Stored records
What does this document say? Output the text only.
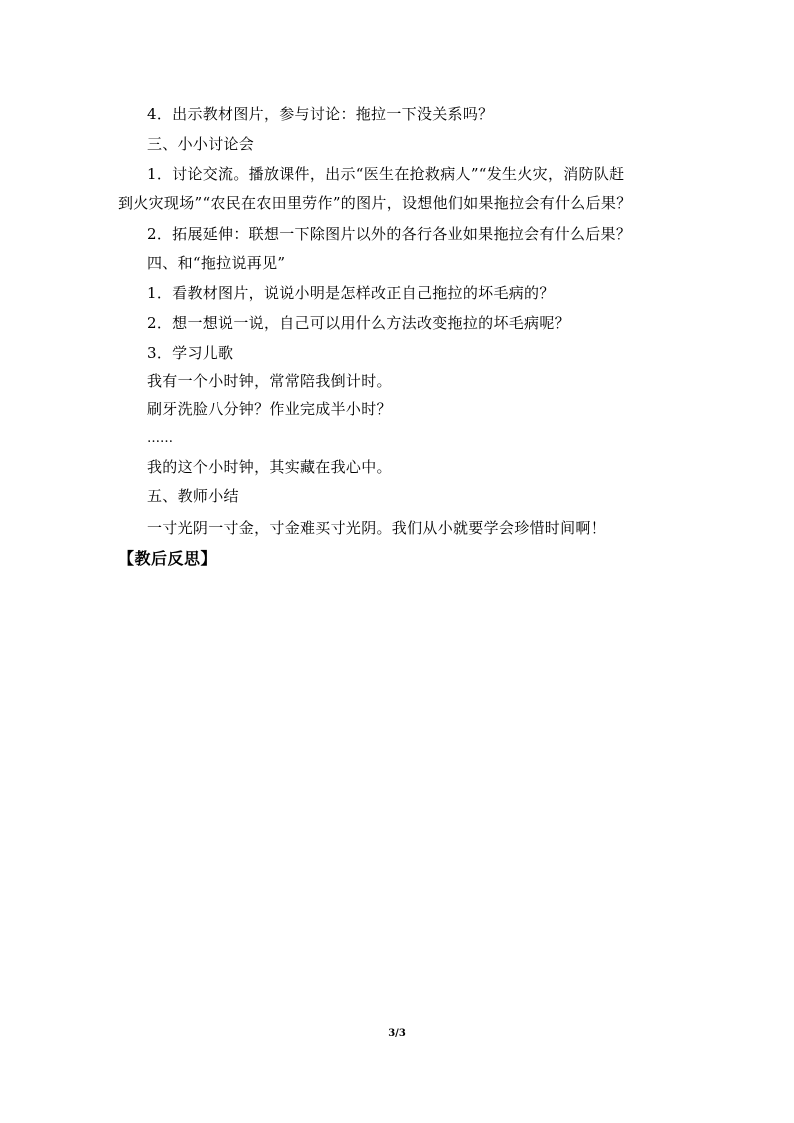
4．出示教材图片，参与讨论：拖拉一下没关系吗？
三、小小讨论会
1．讨论交流。播放课件，出示“医生在抢救病人”“发生火灾，消防队赶
到火灾现场”“农民在农田里劳作”的图片，设想他们如果拖拉会有什么后果？
2．拓展延伸：联想一下除图片以外的各行各业如果拖拉会有什么后果？
四、和“拖拉说再见”
1．看教材图片，说说小明是怎样改正自己拖拉的坏毛病的？
2．想一想说一说，自己可以用什么方法改变拖拉的坏毛病呢？
3．学习儿歌
我有一个小时钟，常常陪我倒计时。
刷牙洗脸八分钟？作业完成半小时？
……
我的这个小时钟，其实藏在我心中。
五、教师小结
一寸光阴一寸金，寸金难买寸光阴。我们从小就要学会珍惜时间啊！
【教后反思】
3/3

What is asked
Make an exact copy of the records shown above, without the pictures.

Answer below
What does this document say? Output the text only.
4．出示教材图片，参与讨论：拖拉一下没关系吗？
三、小小讨论会
1．讨论交流。播放课件，出示“医生在抢救病人”“发生火灾，消防队赶
到火灾现场”“农民在农田里劳作”的图片，设想他们如果拖拉会有什么后果？
2．拓展延伸：联想一下除图片以外的各行各业如果拖拉会有什么后果？
四、和“拖拉说再见”
1．看教材图片，说说小明是怎样改正自己拖拉的坏毛病的？
2．想一想说一说，自己可以用什么方法改变拖拉的坏毛病呢？
3．学习儿歌
我有一个小时钟，常常陪我倒计时。
刷牙洗脸八分钟？作业完成半小时？
……
我的这个小时钟，其实藏在我心中。
五、教师小结
一寸光阴一寸金，寸金难买寸光阴。我们从小就要学会珍惜时间啊！
【教后反思】
3/3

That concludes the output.